Extracted records:
════════════════════

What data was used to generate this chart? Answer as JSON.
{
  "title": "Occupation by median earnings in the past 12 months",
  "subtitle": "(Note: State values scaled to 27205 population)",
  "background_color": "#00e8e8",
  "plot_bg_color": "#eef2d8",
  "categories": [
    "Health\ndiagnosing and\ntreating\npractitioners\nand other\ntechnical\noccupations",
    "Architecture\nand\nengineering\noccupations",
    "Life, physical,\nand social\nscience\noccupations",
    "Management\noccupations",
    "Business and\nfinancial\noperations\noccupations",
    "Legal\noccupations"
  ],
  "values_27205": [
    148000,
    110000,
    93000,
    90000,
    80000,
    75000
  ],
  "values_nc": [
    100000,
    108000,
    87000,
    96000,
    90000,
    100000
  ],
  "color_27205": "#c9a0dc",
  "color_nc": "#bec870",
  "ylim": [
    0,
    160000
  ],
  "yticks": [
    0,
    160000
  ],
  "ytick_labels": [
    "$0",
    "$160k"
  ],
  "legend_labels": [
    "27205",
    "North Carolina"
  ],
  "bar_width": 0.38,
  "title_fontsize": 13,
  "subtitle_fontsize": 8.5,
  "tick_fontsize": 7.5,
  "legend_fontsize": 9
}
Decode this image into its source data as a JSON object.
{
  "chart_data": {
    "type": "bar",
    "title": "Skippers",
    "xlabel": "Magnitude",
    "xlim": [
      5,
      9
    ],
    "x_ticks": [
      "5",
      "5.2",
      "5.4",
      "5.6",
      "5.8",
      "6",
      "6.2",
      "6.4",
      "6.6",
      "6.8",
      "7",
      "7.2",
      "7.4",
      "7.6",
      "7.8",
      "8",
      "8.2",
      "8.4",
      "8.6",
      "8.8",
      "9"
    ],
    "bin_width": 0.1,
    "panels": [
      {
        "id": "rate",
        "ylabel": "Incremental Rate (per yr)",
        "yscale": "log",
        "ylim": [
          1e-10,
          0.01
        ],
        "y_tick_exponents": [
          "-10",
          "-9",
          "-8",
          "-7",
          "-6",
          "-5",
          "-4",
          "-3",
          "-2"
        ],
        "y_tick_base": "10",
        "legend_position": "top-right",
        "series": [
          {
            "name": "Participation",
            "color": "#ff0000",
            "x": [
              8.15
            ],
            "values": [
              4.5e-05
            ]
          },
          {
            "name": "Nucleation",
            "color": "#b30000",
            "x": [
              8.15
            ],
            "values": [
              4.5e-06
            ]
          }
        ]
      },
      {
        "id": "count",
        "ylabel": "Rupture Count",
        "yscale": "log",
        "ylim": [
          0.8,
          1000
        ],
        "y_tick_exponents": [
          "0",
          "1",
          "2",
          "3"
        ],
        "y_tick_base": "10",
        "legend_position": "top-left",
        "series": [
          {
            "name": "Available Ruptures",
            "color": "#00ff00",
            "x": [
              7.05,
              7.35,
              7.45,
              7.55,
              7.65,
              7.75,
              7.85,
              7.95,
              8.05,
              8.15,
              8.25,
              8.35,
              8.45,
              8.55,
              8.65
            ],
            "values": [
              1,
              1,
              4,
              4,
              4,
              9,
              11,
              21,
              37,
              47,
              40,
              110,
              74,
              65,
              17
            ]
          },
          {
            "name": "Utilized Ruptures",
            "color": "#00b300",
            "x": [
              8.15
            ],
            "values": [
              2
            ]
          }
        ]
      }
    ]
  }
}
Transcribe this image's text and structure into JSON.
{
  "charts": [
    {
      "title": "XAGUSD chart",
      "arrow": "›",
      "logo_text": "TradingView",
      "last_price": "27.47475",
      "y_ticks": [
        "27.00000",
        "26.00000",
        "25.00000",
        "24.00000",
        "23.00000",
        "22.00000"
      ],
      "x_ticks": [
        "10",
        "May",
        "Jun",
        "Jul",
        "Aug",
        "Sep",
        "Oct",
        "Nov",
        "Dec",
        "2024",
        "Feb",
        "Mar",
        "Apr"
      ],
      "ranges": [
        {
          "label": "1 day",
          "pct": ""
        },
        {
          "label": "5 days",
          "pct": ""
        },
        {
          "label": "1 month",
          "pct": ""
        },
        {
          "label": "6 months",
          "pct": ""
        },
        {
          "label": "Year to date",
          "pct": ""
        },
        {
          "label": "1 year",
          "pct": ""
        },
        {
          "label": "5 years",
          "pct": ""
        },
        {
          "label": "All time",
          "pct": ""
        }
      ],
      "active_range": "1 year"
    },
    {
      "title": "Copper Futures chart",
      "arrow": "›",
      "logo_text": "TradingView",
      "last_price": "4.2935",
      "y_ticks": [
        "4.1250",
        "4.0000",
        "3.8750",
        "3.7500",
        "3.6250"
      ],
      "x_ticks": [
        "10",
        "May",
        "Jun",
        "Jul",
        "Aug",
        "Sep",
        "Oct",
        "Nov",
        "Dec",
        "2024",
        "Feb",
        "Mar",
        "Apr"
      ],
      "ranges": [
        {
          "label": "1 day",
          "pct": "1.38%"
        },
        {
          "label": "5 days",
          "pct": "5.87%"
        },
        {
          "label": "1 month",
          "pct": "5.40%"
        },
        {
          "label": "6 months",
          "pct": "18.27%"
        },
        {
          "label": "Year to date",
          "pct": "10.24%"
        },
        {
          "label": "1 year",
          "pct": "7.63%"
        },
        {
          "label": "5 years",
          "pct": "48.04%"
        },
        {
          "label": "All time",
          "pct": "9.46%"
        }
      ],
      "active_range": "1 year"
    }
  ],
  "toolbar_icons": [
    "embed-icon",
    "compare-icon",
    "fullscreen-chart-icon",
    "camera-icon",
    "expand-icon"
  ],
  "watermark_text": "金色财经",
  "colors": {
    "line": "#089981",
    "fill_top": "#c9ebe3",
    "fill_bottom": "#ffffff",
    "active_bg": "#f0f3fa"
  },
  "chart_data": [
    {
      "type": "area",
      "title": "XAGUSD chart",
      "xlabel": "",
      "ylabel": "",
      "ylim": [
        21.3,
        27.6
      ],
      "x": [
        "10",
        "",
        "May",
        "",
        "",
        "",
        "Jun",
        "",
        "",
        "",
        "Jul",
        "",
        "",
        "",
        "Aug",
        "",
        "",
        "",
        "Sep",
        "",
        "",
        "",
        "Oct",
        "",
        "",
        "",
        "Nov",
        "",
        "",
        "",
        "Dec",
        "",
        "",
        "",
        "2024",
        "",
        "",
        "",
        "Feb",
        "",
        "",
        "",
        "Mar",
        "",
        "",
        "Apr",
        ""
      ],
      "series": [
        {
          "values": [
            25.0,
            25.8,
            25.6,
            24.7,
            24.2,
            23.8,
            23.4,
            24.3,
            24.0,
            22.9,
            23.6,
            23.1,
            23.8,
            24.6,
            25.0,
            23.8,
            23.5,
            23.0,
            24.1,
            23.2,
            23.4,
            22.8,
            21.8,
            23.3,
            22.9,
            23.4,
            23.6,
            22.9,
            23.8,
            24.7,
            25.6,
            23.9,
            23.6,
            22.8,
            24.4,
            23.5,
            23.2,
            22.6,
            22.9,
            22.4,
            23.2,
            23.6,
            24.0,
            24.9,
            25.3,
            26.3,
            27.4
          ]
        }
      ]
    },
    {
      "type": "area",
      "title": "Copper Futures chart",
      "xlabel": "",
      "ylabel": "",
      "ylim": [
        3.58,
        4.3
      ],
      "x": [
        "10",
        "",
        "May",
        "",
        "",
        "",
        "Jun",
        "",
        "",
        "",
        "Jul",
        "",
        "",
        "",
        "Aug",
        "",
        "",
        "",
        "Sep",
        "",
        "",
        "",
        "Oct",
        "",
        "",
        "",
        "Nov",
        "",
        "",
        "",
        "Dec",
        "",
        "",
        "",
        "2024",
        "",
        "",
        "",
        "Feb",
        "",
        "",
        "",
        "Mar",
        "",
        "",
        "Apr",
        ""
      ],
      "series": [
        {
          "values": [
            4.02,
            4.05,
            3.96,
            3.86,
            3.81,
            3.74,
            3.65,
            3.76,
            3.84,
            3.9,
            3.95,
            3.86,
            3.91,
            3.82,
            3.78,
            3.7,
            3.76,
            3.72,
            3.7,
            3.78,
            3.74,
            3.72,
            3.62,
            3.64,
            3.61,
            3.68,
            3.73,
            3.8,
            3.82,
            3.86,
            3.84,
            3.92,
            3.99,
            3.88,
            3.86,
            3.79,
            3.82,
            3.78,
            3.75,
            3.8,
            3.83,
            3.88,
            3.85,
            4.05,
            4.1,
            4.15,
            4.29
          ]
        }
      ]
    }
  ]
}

════════════════════

(What you need to do): Look through the listing and extract every line with "Ruptures" in it.

(Task answer):
            "name": "Available Ruptures",
            "name": "Utilized Ruptures",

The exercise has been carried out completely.